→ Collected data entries
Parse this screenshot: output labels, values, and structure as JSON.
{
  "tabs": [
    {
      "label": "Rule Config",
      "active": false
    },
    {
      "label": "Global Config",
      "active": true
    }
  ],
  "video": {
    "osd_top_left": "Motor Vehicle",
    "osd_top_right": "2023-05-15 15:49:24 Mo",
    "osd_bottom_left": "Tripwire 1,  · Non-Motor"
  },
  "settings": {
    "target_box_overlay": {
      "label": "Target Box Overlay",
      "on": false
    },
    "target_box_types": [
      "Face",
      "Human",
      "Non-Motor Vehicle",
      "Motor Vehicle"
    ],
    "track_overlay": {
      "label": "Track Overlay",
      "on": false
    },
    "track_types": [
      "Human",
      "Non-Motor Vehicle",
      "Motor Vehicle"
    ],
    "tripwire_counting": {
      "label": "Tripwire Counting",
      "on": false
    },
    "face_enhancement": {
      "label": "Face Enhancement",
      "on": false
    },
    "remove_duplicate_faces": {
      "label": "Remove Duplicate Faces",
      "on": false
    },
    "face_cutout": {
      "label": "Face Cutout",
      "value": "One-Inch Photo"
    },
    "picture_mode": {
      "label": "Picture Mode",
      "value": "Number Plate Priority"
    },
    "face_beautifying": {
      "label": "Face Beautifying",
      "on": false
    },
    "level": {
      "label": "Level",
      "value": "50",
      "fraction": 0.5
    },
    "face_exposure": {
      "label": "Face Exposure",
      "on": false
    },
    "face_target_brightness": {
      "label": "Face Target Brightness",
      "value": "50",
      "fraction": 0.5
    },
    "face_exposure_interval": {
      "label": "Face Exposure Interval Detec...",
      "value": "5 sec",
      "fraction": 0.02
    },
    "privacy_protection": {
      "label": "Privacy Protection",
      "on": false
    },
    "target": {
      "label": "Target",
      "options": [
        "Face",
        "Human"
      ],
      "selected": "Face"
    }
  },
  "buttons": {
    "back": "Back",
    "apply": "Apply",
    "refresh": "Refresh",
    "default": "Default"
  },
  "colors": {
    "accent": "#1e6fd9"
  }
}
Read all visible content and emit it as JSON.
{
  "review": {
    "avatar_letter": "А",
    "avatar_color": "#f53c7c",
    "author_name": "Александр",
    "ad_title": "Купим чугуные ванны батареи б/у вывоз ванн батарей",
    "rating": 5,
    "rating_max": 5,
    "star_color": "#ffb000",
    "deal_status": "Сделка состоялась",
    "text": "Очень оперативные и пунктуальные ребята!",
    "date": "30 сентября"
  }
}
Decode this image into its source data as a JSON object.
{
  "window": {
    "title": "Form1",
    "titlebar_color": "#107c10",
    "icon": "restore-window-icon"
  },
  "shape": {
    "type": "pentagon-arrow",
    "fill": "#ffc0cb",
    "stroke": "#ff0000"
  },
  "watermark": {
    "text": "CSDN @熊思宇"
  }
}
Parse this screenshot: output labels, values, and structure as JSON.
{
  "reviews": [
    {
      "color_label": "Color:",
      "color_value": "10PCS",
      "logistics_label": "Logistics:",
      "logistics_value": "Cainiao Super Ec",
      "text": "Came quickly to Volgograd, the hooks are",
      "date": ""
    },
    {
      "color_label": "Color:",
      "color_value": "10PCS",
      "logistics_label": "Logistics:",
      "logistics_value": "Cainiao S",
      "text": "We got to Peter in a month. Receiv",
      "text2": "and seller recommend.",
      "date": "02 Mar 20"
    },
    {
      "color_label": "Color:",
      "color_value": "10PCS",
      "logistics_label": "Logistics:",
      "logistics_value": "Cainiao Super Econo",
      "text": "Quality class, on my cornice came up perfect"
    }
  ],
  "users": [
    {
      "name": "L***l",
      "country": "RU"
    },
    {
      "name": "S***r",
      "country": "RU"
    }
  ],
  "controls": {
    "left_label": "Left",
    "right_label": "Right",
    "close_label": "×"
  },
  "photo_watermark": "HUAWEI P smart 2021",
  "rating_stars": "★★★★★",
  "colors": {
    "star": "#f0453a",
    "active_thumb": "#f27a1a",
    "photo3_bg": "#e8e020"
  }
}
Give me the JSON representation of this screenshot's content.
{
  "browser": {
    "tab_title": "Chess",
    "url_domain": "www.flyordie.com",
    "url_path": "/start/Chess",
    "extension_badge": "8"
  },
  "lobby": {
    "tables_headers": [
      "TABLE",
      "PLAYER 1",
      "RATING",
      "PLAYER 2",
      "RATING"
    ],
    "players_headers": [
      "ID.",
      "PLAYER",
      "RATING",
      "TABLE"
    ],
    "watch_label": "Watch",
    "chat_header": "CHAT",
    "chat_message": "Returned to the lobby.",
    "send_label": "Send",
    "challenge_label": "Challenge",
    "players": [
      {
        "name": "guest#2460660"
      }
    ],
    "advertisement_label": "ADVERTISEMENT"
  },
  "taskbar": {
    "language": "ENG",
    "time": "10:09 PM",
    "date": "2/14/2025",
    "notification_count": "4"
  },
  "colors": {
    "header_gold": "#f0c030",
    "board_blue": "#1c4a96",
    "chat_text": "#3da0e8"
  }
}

→ WHAT YOU ARE ASKED TO DO
Write out all the lines again, exactly as they are.

→ COMPLETE ANSWER
Parse this screenshot: output labels, values, and structure as JSON.
{
  "tabs": [
    {
      "label": "Rule Config",
      "active": false
    },
    {
      "label": "Global Config",
      "active": true
    }
  ],
  "video": {
    "osd_top_left": "Motor Vehicle",
    "osd_top_right": "2023-05-15 15:49:24 Mo",
    "osd_bottom_left": "Tripwire 1,  · Non-Motor"
  },
  "settings": {
    "target_box_overlay": {
      "label": "Target Box Overlay",
      "on": false
    },
    "target_box_types": [
      "Face",
      "Human",
      "Non-Motor Vehicle",
      "Motor Vehicle"
    ],
    "track_overlay": {
      "label": "Track Overlay",
      "on": false
    },
    "track_types": [
      "Human",
      "Non-Motor Vehicle",
      "Motor Vehicle"
    ],
    "tripwire_counting": {
      "label": "Tripwire Counting",
      "on": false
    },
    "face_enhancement": {
      "label": "Face Enhancement",
      "on": false
    },
    "remove_duplicate_faces": {
      "label": "Remove Duplicate Faces",
      "on": false
    },
    "face_cutout": {
      "label": "Face Cutout",
      "value": "One-Inch Photo"
    },
    "picture_mode": {
      "label": "Picture Mode",
      "value": "Number Plate Priority"
    },
    "face_beautifying": {
      "label": "Face Beautifying",
      "on": false
    },
    "level": {
      "label": "Level",
      "value": "50",
      "fraction": 0.5
    },
    "face_exposure": {
      "label": "Face Exposure",
      "on": false
    },
    "face_target_brightness": {
      "label": "Face Target Brightness",
      "value": "50",
      "fraction": 0.5
    },
    "face_exposure_interval": {
      "label": "Face Exposure Interval Detec...",
      "value": "5 sec",
      "fraction": 0.02
    },
    "privacy_protection": {
      "label": "Privacy Protection",
      "on": false
    },
    "target": {
      "label": "Target",
      "options": [
        "Face",
        "Human"
      ],
      "selected": "Face"
    }
  },
  "buttons": {
    "back": "Back",
    "apply": "Apply",
    "refresh": "Refresh",
    "default": "Default"
  },
  "colors": {
    "accent": "#1e6fd9"
  }
}
Read all visible content and emit it as JSON.
{
  "review": {
    "avatar_letter": "А",
    "avatar_color": "#f53c7c",
    "author_name": "Александр",
    "ad_title": "Купим чугуные ванны батареи б/у вывоз ванн батарей",
    "rating": 5,
    "rating_max": 5,
    "star_color": "#ffb000",
    "deal_status": "Сделка состоялась",
    "text": "Очень оперативные и пунктуальные ребята!",
    "date": "30 сентября"
  }
}
Decode this image into its source data as a JSON object.
{
  "window": {
    "title": "Form1",
    "titlebar_color": "#107c10",
    "icon": "restore-window-icon"
  },
  "shape": {
    "type": "pentagon-arrow",
    "fill": "#ffc0cb",
    "stroke": "#ff0000"
  },
  "watermark": {
    "text": "CSDN @熊思宇"
  }
}
Parse this screenshot: output labels, values, and structure as JSON.
{
  "reviews": [
    {
      "color_label": "Color:",
      "color_value": "10PCS",
      "logistics_label": "Logistics:",
      "logistics_value": "Cainiao Super Ec",
      "text": "Came quickly to Volgograd, the hooks are",
      "date": ""
    },
    {
      "color_label": "Color:",
      "color_value": "10PCS",
      "logistics_label": "Logistics:",
      "logistics_value": "Cainiao S",
      "text": "We got to Peter in a month. Receiv",
      "text2": "and seller recommend.",
      "date": "02 Mar 20"
    },
    {
      "color_label": "Color:",
      "color_value": "10PCS",
      "logistics_label": "Logistics:",
      "logistics_value": "Cainiao Super Econo",
      "text": "Quality class, on my cornice came up perfect"
    }
  ],
  "users": [
    {
      "name": "L***l",
      "country": "RU"
    },
    {
      "name": "S***r",
      "country": "RU"
    }
  ],
  "controls": {
    "left_label": "Left",
    "right_label": "Right",
    "close_label": "×"
  },
  "photo_watermark": "HUAWEI P smart 2021",
  "rating_stars": "★★★★★",
  "colors": {
    "star": "#f0453a",
    "active_thumb": "#f27a1a",
    "photo3_bg": "#e8e020"
  }
}
Give me the JSON representation of this screenshot's content.
{
  "browser": {
    "tab_title": "Chess",
    "url_domain": "www.flyordie.com",
    "url_path": "/start/Chess",
    "extension_badge": "8"
  },
  "lobby": {
    "tables_headers": [
      "TABLE",
      "PLAYER 1",
      "RATING",
      "PLAYER 2",
      "RATING"
    ],
    "players_headers": [
      "ID.",
      "PLAYER",
      "RATING",
      "TABLE"
    ],
    "watch_label": "Watch",
    "chat_header": "CHAT",
    "chat_message": "Returned to the lobby.",
    "send_label": "Send",
    "challenge_label": "Challenge",
    "players": [
      {
        "name": "guest#2460660"
      }
    ],
    "advertisement_label": "ADVERTISEMENT"
  },
  "taskbar": {
    "language": "ENG",
    "time": "10:09 PM",
    "date": "2/14/2025",
    "notification_count": "4"
  },
  "colors": {
    "header_gold": "#f0c030",
    "board_blue": "#1c4a96",
    "chat_text": "#3da0e8"
  }
}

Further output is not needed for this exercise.